Collection entries:
:::

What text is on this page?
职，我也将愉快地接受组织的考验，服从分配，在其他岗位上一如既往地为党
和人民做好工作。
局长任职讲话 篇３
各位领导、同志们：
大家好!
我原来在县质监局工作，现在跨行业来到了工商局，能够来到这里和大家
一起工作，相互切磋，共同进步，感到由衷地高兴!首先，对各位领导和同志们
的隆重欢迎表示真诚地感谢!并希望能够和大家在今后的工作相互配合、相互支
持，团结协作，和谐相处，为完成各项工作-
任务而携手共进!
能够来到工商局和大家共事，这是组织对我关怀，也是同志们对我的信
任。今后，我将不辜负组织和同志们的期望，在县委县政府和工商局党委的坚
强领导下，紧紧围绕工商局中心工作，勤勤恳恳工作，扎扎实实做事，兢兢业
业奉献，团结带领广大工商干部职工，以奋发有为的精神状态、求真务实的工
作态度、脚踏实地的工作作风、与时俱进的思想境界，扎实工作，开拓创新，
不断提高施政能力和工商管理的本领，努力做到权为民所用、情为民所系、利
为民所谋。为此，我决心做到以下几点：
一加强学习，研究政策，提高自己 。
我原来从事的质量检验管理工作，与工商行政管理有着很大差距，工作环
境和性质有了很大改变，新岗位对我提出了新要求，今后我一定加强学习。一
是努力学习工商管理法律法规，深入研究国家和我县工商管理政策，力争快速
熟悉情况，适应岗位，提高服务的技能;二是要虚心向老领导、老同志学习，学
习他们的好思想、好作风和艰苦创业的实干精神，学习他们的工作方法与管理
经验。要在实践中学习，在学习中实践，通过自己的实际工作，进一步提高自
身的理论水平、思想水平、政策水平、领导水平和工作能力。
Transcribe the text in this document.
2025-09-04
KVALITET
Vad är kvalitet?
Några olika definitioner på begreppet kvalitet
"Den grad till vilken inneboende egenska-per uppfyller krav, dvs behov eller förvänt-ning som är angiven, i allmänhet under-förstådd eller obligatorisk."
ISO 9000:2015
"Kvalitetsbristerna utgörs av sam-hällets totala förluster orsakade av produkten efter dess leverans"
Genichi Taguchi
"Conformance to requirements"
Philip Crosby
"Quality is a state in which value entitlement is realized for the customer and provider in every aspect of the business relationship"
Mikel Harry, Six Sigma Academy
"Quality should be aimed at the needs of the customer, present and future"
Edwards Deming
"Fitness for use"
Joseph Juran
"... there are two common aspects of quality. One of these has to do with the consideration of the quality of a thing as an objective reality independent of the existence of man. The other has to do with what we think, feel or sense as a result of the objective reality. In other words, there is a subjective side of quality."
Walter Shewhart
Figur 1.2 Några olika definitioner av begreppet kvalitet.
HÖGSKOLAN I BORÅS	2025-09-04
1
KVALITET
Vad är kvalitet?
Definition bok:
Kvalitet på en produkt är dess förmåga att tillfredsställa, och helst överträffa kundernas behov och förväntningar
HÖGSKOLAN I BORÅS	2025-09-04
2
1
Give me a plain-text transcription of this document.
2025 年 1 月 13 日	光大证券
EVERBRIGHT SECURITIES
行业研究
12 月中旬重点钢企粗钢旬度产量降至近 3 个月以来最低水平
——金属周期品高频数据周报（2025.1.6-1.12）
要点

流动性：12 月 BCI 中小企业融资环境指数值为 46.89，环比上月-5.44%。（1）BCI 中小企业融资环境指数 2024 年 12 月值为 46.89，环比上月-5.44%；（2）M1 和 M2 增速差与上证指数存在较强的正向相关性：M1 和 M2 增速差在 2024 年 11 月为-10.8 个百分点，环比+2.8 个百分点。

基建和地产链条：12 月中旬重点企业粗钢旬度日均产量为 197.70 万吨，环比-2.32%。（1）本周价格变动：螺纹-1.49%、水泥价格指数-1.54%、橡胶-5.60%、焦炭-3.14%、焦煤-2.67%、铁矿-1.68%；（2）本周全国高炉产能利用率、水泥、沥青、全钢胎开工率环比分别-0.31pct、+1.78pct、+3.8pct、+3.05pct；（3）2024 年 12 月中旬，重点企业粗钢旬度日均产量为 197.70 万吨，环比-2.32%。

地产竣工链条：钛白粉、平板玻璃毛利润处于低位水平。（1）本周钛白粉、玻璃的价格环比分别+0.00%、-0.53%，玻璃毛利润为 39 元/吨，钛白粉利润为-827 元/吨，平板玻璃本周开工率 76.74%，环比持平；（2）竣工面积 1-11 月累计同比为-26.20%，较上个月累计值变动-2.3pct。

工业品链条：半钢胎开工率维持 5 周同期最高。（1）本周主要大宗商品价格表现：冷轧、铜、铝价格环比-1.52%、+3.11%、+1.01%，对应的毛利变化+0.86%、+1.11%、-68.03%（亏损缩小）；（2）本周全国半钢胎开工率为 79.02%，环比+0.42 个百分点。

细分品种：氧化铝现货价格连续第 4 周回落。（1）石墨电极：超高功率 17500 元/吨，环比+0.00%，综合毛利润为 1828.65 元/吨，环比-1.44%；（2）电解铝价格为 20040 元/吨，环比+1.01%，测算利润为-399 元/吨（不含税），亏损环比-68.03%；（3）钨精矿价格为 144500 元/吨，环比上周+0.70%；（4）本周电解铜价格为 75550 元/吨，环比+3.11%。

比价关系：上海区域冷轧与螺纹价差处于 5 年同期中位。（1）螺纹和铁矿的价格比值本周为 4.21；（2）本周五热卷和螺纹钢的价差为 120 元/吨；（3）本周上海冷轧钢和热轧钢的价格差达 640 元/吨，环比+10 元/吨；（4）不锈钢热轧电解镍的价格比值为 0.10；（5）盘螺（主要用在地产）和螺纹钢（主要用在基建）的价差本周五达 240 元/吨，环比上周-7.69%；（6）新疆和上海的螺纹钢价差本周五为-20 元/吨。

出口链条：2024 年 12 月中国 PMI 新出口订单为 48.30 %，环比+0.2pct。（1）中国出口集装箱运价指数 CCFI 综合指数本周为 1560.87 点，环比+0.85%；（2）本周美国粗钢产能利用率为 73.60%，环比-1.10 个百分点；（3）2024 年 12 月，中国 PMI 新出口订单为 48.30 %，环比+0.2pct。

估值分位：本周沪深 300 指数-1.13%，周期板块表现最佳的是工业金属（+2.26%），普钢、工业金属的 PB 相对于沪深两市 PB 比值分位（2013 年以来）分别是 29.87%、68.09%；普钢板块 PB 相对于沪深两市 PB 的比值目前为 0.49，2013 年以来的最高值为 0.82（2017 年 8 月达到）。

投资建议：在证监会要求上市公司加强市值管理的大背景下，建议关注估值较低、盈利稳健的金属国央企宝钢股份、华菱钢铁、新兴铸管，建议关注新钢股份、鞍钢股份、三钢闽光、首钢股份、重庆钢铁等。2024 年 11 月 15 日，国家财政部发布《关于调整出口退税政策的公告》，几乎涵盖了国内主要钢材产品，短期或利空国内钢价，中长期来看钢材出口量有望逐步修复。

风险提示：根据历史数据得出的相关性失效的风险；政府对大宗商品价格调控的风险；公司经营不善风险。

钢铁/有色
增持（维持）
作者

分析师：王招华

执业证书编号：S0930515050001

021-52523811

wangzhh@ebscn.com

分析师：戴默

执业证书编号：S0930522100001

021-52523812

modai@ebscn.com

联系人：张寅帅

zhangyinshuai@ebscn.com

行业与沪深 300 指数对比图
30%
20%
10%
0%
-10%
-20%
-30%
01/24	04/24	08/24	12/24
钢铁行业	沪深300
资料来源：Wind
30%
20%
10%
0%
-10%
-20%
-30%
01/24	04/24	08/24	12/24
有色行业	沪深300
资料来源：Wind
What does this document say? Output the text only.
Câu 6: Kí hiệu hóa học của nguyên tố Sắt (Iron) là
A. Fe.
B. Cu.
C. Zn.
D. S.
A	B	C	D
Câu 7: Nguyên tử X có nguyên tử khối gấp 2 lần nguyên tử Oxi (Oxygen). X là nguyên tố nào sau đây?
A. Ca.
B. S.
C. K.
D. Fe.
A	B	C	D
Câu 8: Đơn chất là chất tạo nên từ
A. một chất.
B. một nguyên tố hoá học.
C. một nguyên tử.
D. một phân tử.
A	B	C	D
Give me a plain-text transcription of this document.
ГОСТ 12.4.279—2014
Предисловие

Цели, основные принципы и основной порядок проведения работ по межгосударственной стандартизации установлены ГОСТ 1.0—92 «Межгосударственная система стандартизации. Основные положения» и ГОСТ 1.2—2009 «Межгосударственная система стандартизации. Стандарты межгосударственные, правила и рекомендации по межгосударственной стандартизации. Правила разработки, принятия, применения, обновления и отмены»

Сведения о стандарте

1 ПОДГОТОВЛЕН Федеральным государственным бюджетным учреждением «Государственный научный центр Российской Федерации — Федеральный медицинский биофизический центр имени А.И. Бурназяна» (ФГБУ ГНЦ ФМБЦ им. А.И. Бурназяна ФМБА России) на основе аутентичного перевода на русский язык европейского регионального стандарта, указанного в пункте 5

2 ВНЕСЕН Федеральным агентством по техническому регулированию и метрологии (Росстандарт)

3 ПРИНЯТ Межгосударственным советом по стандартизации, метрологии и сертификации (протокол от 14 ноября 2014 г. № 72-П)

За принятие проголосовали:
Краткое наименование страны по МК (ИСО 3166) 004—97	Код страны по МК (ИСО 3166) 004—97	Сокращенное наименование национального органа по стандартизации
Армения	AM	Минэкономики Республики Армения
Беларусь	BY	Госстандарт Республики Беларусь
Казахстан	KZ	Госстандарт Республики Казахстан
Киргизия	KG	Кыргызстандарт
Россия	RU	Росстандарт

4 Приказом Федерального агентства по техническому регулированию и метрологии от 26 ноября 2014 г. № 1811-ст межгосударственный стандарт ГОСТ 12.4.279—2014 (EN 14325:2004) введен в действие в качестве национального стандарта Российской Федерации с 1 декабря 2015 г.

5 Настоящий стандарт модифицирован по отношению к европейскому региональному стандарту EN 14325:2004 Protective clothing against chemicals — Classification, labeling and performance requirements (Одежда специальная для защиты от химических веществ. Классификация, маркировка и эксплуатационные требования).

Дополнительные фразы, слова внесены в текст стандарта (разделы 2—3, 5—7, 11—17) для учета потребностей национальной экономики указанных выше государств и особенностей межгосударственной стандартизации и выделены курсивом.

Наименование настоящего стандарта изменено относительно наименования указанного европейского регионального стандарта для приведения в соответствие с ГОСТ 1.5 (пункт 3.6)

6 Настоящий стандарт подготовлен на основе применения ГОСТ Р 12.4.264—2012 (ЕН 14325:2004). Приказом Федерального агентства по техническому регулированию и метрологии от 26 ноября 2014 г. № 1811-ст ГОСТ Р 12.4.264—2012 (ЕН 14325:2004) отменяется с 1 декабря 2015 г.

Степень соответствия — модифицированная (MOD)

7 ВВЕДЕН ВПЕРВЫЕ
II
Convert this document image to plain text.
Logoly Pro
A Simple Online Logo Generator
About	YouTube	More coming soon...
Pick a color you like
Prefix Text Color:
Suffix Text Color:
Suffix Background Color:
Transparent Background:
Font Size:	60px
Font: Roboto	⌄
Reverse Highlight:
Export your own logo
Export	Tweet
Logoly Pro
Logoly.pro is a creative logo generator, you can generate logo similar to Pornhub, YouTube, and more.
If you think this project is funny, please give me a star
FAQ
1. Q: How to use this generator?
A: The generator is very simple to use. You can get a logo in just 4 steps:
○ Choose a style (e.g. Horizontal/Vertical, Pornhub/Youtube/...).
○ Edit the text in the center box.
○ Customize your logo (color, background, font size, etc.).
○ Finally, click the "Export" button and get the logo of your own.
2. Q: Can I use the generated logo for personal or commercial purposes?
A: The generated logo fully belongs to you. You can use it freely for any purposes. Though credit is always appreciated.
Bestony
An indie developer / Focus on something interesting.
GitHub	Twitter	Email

:::

> [Set task] Report all lines of the data that include the word "Export".

> [Task solution]
Export your own logo
Export	Tweet
○ Finally, click the "Export" button and get the logo of your own.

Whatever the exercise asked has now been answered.